- _Exercise_
Copy each of these entries word for word.

- _Material provided_
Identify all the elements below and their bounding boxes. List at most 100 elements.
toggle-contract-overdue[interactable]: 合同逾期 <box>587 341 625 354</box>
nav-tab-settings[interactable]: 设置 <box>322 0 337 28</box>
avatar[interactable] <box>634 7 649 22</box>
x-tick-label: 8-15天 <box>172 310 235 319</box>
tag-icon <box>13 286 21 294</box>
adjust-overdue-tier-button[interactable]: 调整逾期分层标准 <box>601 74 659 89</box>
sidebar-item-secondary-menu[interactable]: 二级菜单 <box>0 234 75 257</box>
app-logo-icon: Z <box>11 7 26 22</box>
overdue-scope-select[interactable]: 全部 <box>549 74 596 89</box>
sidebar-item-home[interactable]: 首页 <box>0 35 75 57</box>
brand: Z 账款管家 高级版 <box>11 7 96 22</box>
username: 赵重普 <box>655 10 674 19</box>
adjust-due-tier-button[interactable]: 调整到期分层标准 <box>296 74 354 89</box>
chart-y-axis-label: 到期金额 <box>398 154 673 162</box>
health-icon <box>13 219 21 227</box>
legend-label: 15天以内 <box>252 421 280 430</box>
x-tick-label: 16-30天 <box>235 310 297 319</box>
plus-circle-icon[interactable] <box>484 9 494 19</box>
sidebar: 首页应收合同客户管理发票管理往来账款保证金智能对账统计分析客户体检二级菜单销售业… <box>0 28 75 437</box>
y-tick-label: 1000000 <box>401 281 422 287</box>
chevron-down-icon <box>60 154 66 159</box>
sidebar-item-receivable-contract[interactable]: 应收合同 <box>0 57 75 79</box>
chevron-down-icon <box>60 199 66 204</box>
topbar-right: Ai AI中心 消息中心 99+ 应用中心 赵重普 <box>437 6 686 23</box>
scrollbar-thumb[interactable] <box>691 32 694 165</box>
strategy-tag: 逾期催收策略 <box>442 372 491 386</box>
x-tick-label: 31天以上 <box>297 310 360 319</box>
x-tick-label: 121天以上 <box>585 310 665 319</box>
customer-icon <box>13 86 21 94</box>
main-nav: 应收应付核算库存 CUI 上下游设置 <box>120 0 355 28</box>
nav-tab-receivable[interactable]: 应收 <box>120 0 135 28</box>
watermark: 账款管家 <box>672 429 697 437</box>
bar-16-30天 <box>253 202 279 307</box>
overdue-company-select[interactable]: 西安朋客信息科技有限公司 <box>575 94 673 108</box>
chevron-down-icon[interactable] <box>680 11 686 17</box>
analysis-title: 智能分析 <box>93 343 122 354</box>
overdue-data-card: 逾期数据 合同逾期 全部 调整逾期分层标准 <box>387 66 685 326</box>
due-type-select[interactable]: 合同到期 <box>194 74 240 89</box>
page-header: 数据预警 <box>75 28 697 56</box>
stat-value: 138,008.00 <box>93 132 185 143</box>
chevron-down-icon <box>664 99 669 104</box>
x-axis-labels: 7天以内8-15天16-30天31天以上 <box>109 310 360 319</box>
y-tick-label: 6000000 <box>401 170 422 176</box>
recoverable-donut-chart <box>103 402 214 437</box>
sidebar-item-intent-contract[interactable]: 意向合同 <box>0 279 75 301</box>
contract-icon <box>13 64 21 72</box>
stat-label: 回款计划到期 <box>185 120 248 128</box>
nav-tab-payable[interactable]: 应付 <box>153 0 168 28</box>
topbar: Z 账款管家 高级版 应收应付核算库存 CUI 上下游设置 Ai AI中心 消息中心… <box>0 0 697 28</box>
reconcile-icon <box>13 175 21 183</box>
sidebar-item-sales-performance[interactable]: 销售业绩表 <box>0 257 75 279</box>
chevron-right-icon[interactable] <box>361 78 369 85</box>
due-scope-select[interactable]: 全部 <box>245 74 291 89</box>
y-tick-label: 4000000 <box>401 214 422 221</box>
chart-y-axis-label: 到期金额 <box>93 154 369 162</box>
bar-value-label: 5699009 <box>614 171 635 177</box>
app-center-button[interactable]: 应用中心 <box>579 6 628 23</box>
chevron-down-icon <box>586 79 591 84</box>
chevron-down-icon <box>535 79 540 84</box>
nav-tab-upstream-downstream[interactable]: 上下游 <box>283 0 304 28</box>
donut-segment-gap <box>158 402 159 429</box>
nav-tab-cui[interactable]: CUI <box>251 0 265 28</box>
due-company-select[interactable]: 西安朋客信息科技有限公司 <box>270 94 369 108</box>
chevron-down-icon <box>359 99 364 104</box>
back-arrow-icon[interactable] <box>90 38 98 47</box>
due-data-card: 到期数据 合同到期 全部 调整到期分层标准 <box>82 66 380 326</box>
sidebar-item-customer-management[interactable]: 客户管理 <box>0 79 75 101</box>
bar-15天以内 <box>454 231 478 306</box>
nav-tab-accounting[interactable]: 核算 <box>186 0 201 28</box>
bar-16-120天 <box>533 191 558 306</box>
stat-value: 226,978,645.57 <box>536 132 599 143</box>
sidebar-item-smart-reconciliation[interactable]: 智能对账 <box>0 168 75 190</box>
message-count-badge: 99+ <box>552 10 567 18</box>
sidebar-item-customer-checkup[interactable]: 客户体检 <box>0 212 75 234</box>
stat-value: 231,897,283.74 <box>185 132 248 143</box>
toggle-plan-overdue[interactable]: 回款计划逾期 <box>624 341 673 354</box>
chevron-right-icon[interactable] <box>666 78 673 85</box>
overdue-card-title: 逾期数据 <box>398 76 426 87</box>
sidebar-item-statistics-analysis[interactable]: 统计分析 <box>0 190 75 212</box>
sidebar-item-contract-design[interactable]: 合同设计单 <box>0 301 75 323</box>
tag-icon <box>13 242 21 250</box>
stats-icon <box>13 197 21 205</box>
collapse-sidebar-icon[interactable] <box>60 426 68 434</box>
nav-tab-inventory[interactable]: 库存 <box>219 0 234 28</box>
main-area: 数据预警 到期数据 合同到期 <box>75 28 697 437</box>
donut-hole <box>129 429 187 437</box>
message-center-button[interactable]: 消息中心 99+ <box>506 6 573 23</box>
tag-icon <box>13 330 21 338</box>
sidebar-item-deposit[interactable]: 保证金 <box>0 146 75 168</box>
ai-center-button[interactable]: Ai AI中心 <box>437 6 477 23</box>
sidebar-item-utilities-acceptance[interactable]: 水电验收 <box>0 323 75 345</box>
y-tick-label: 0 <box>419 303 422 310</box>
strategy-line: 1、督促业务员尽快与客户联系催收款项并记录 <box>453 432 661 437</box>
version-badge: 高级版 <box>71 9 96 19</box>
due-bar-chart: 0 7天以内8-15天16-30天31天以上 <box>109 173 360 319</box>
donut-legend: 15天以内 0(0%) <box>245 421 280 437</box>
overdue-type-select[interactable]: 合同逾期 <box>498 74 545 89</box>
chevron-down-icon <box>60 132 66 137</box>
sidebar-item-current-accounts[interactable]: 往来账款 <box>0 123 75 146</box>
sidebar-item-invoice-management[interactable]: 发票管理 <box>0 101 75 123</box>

- _Answer to this problem_
Identify all the elements below and their bounding boxes. List at most 100 elements.
toggle-contract-overdue[interactable]: 合同逾期 <box>587 341 625 354</box>
nav-tab-settings[interactable]: 设置 <box>322 0 337 28</box>
avatar[interactable] <box>634 7 649 22</box>
x-tick-label: 8-15天 <box>172 310 235 319</box>
tag-icon <box>13 286 21 294</box>
adjust-overdue-tier-button[interactable]: 调整逾期分层标准 <box>601 74 659 89</box>
sidebar-item-secondary-menu[interactable]: 二级菜单 <box>0 234 75 257</box>
app-logo-icon: Z <box>11 7 26 22</box>
overdue-scope-select[interactable]: 全部 <box>549 74 596 89</box>
sidebar-item-home[interactable]: 首页 <box>0 35 75 57</box>
brand: Z 账款管家 高级版 <box>11 7 96 22</box>
username: 赵重普 <box>655 10 674 19</box>
adjust-due-tier-button[interactable]: 调整到期分层标准 <box>296 74 354 89</box>
chart-y-axis-label: 到期金额 <box>398 154 673 162</box>
health-icon <box>13 219 21 227</box>
legend-label: 15天以内 <box>252 421 280 430</box>
x-tick-label: 16-30天 <box>235 310 297 319</box>
plus-circle-icon[interactable] <box>484 9 494 19</box>
sidebar: 首页应收合同客户管理发票管理往来账款保证金智能对账统计分析客户体检二级菜单销售业… <box>0 28 75 437</box>
y-tick-label: 1000000 <box>401 281 422 287</box>
chevron-down-icon <box>60 154 66 159</box>
sidebar-item-receivable-contract[interactable]: 应收合同 <box>0 57 75 79</box>
chevron-down-icon <box>60 199 66 204</box>
topbar-right: Ai AI中心 消息中心 99+ 应用中心 赵重普 <box>437 6 686 23</box>
scrollbar-thumb[interactable] <box>691 32 694 165</box>
strategy-tag: 逾期催收策略 <box>442 372 491 386</box>
x-tick-label: 31天以上 <box>297 310 360 319</box>
x-tick-label: 121天以上 <box>585 310 665 319</box>
customer-icon <box>13 86 21 94</box>
main-nav: 应收应付核算库存 CUI 上下游设置 <box>120 0 355 28</box>
nav-tab-receivable[interactable]: 应收 <box>120 0 135 28</box>
watermark: 账款管家 <box>672 429 697 437</box>
bar-16-30天 <box>253 202 279 307</box>
overdue-company-select[interactable]: 西安朋客信息科技有限公司 <box>575 94 673 108</box>
chevron-down-icon[interactable] <box>680 11 686 17</box>
analysis-title: 智能分析 <box>93 343 122 354</box>
overdue-data-card: 逾期数据 合同逾期 全部 调整逾期分层标准 <box>387 66 685 326</box>
due-type-select[interactable]: 合同到期 <box>194 74 240 89</box>
page-header: 数据预警 <box>75 28 697 56</box>
stat-value: 138,008.00 <box>93 132 185 143</box>
chevron-down-icon <box>664 99 669 104</box>
x-axis-labels: 7天以内8-15天16-30天31天以上 <box>109 310 360 319</box>
y-tick-label: 6000000 <box>401 170 422 176</box>
recoverable-donut-chart <box>103 402 214 437</box>
sidebar-item-intent-contract[interactable]: 意向合同 <box>0 279 75 301</box>
contract-icon <box>13 64 21 72</box>
stat-label: 回款计划到期 <box>185 120 248 128</box>
nav-tab-payable[interactable]: 应付 <box>153 0 168 28</box>
topbar: Z 账款管家 高级版 应收应付核算库存 CUI 上下游设置 Ai AI中心 消息中心… <box>0 0 697 28</box>
reconcile-icon <box>13 175 21 183</box>
sidebar-item-sales-performance[interactable]: 销售业绩表 <box>0 257 75 279</box>
chevron-right-icon[interactable] <box>361 78 369 85</box>
due-scope-select[interactable]: 全部 <box>245 74 291 89</box>
y-tick-label: 4000000 <box>401 214 422 221</box>
chart-y-axis-label: 到期金额 <box>93 154 369 162</box>
bar-value-label: 5699009 <box>614 171 635 177</box>
app-center-button[interactable]: 应用中心 <box>579 6 628 23</box>
chevron-down-icon <box>586 79 591 84</box>
chevron-down-icon <box>535 79 540 84</box>
nav-tab-upstream-downstream[interactable]: 上下游 <box>283 0 304 28</box>
donut-segment-gap <box>158 402 159 429</box>
nav-tab-cui[interactable]: CUI <box>251 0 265 28</box>
due-company-select[interactable]: 西安朋客信息科技有限公司 <box>270 94 369 108</box>
chevron-down-icon <box>359 99 364 104</box>
back-arrow-icon[interactable] <box>90 38 98 47</box>
due-data-card: 到期数据 合同到期 全部 调整到期分层标准 <box>82 66 380 326</box>
sidebar-item-customer-management[interactable]: 客户管理 <box>0 79 75 101</box>
bar-15天以内 <box>454 231 478 306</box>
nav-tab-accounting[interactable]: 核算 <box>186 0 201 28</box>
bar-16-120天 <box>533 191 558 306</box>
stat-value: 226,978,645.57 <box>536 132 599 143</box>
sidebar-item-smart-reconciliation[interactable]: 智能对账 <box>0 168 75 190</box>
message-count-badge: 99+ <box>552 10 567 18</box>
sidebar-item-customer-checkup[interactable]: 客户体检 <box>0 212 75 234</box>
stat-value: 231,897,283.74 <box>185 132 248 143</box>
toggle-plan-overdue[interactable]: 回款计划逾期 <box>624 341 673 354</box>
chevron-right-icon[interactable] <box>666 78 673 85</box>
overdue-card-title: 逾期数据 <box>398 76 426 87</box>
sidebar-item-statistics-analysis[interactable]: 统计分析 <box>0 190 75 212</box>
sidebar-item-contract-design[interactable]: 合同设计单 <box>0 301 75 323</box>
tag-icon <box>13 242 21 250</box>
stats-icon <box>13 197 21 205</box>
collapse-sidebar-icon[interactable] <box>60 426 68 434</box>
nav-tab-inventory[interactable]: 库存 <box>219 0 234 28</box>
main-area: 数据预警 到期数据 合同到期 <box>75 28 697 437</box>
donut-hole <box>129 429 187 437</box>
message-center-button[interactable]: 消息中心 99+ <box>506 6 573 23</box>
tag-icon <box>13 330 21 338</box>
sidebar-item-deposit[interactable]: 保证金 <box>0 146 75 168</box>
ai-center-button[interactable]: Ai AI中心 <box>437 6 477 23</box>
sidebar-item-utilities-acceptance[interactable]: 水电验收 <box>0 323 75 345</box>
y-tick-label: 0 <box>419 303 422 310</box>
strategy-line: 1、督促业务员尽快与客户联系催收款项并记录 <box>453 432 661 437</box>
version-badge: 高级版 <box>71 9 96 19</box>
due-bar-chart: 0 7天以内8-15天16-30天31天以上 <box>109 173 360 319</box>
donut-legend: 15天以内 0(0%) <box>245 421 280 437</box>
overdue-type-select[interactable]: 合同逾期 <box>498 74 545 89</box>
chevron-down-icon <box>60 132 66 137</box>
sidebar-item-current-accounts[interactable]: 往来账款 <box>0 123 75 146</box>
sidebar-item-invoice-management[interactable]: 发票管理 <box>0 101 75 123</box>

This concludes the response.